• [AIM]:
Copy out all the lines in the records that include the word "призывной".

• [DATASET EXTRACT]:
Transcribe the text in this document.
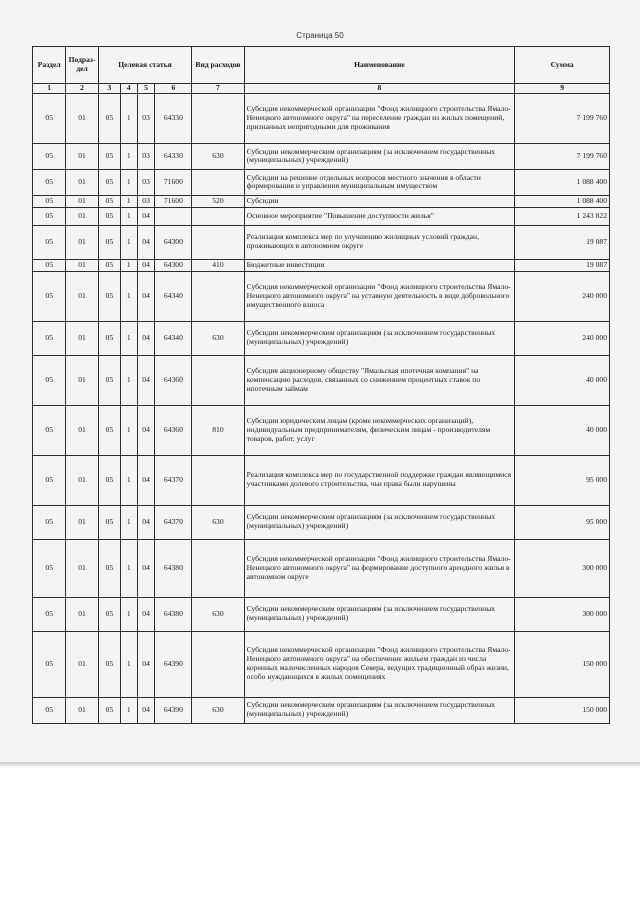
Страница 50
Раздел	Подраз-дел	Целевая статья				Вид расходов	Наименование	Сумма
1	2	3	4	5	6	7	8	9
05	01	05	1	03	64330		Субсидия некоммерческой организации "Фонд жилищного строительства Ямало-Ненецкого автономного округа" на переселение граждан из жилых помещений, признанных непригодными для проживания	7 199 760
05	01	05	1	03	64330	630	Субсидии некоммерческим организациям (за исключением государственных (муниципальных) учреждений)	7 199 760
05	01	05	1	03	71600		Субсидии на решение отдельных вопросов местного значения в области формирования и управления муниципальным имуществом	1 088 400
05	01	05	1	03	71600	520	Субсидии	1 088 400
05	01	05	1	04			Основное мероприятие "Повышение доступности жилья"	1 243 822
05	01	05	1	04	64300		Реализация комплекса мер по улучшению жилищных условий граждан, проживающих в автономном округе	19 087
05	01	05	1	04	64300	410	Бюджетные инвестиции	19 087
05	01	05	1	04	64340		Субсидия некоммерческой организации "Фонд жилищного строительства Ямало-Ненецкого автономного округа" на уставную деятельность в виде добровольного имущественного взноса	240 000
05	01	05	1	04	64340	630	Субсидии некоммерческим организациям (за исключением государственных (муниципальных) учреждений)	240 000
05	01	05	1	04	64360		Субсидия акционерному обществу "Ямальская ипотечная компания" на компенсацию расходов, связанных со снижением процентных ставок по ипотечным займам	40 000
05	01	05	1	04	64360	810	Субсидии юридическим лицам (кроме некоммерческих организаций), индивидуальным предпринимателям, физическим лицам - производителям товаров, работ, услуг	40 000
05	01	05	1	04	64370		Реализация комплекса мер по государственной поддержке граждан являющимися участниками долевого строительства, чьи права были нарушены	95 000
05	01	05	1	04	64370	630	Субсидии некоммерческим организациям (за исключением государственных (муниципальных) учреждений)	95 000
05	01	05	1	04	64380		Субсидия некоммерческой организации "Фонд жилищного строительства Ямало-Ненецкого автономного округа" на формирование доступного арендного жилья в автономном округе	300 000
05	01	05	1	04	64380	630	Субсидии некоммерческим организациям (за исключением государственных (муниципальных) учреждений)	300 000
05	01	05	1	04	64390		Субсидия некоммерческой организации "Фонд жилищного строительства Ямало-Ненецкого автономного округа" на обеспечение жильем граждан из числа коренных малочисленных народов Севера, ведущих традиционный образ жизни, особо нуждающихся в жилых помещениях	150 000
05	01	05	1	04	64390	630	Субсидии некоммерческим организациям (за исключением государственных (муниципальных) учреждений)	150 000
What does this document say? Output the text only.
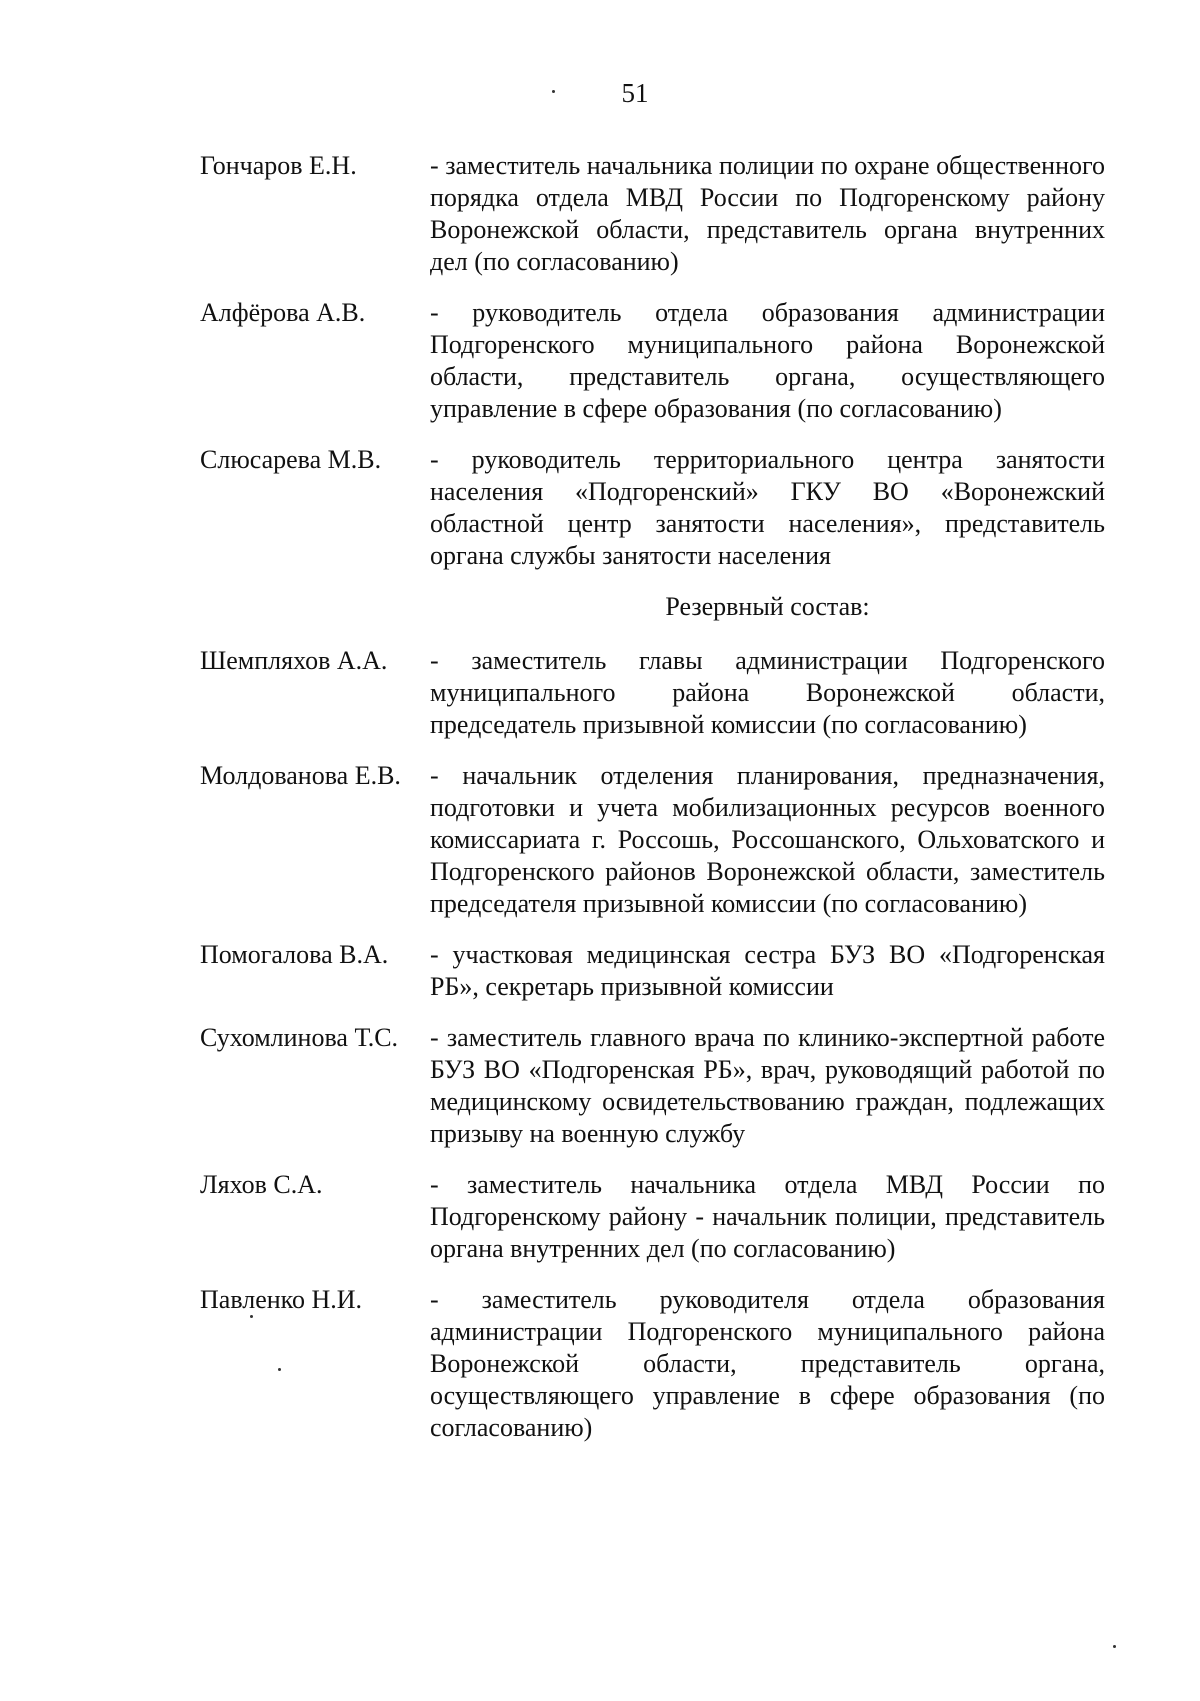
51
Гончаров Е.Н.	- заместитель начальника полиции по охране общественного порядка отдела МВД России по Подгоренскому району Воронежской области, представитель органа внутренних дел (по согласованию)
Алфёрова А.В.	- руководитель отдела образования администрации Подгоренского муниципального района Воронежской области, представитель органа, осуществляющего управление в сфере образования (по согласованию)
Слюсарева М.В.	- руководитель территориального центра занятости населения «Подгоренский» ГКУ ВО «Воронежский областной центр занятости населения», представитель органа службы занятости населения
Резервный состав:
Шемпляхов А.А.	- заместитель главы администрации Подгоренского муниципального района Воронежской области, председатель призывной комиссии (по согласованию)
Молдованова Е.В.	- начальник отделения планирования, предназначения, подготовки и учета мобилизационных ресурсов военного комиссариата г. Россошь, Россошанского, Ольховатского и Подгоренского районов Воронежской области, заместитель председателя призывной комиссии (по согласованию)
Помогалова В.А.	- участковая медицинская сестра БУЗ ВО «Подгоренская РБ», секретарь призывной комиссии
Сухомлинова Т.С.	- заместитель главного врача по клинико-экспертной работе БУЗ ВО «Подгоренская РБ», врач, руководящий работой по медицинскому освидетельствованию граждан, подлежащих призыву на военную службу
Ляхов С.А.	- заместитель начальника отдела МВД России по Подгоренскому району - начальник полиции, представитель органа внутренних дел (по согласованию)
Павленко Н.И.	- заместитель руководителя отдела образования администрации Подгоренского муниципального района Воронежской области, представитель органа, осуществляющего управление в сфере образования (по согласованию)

---

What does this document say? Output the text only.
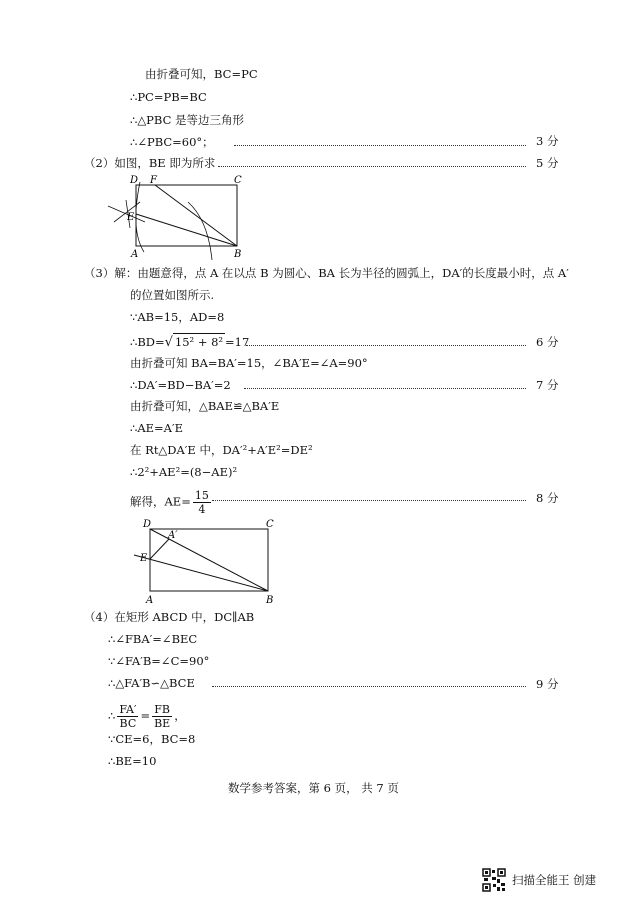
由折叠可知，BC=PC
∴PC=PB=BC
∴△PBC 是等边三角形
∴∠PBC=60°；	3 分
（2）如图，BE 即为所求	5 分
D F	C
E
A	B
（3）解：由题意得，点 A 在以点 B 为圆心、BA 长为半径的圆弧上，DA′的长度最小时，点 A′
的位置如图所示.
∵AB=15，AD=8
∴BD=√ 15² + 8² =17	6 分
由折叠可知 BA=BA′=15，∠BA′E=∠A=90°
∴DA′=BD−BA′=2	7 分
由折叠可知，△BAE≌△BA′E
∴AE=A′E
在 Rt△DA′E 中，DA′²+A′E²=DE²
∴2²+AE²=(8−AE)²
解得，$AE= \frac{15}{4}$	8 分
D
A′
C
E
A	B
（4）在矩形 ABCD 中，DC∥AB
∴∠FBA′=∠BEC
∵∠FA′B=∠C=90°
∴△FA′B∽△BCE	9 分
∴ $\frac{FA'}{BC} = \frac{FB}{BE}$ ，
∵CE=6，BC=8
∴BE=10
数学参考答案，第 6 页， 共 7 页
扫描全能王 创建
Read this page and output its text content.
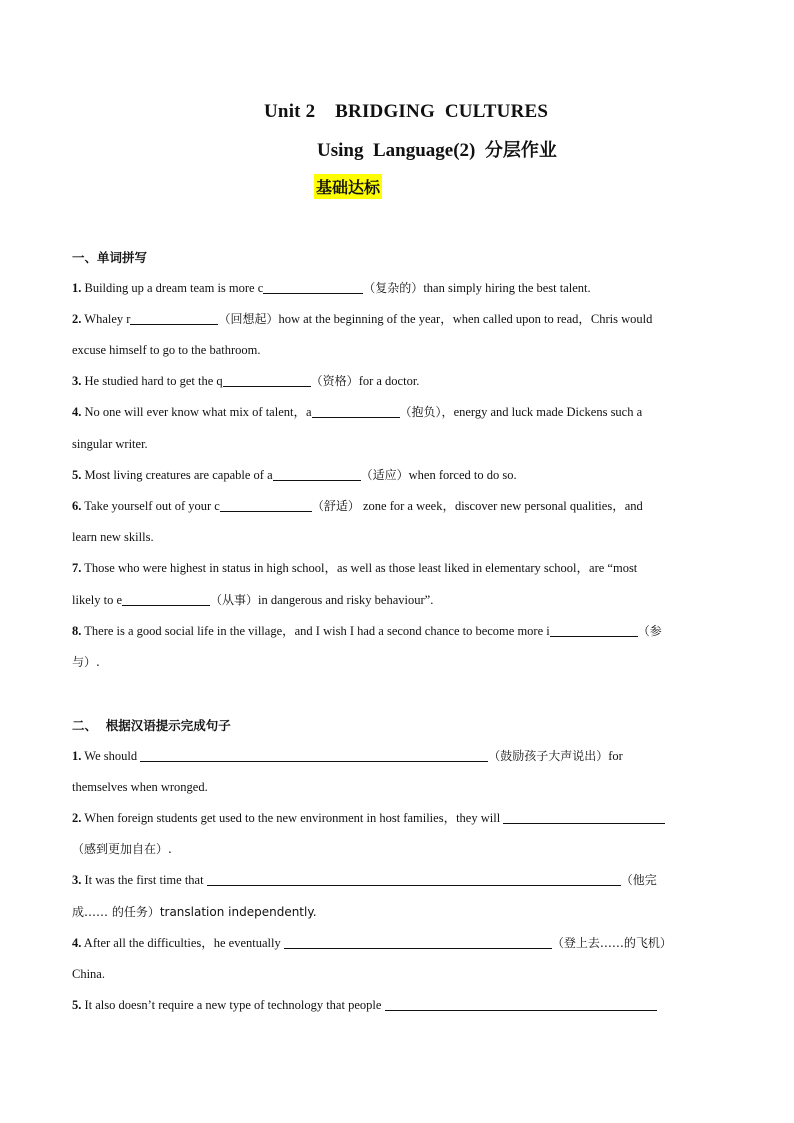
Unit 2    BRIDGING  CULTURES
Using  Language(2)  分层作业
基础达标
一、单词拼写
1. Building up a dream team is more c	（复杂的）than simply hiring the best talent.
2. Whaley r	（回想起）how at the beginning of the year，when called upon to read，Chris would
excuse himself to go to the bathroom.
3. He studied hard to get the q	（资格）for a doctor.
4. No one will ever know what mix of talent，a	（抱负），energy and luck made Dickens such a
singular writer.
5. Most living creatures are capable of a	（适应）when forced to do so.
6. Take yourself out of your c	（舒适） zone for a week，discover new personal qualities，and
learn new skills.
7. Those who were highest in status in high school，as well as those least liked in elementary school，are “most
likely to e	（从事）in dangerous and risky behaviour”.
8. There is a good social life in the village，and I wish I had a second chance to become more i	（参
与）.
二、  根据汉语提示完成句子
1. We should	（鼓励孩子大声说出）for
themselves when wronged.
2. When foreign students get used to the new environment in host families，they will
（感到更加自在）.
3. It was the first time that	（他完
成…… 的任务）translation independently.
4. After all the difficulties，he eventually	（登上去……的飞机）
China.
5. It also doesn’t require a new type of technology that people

• [THE RESULT]:
Шемпляхов А.А.	- заместитель главы администрации Подгоренского муниципального района Воронежской области, председатель призывной комиссии (по согласованию)
Молдованова Е.В.	- начальник отделения планирования, предназначения, подготовки и учета мобилизационных ресурсов военного комиссариата г. Россошь, Россошанского, Ольховатского и Подгоренского районов Воронежской области, заместитель председателя призывной комиссии (по согласованию)
Помогалова В.А.	- участковая медицинская сестра БУЗ ВО «Подгоренская РБ», секретарь призывной комиссии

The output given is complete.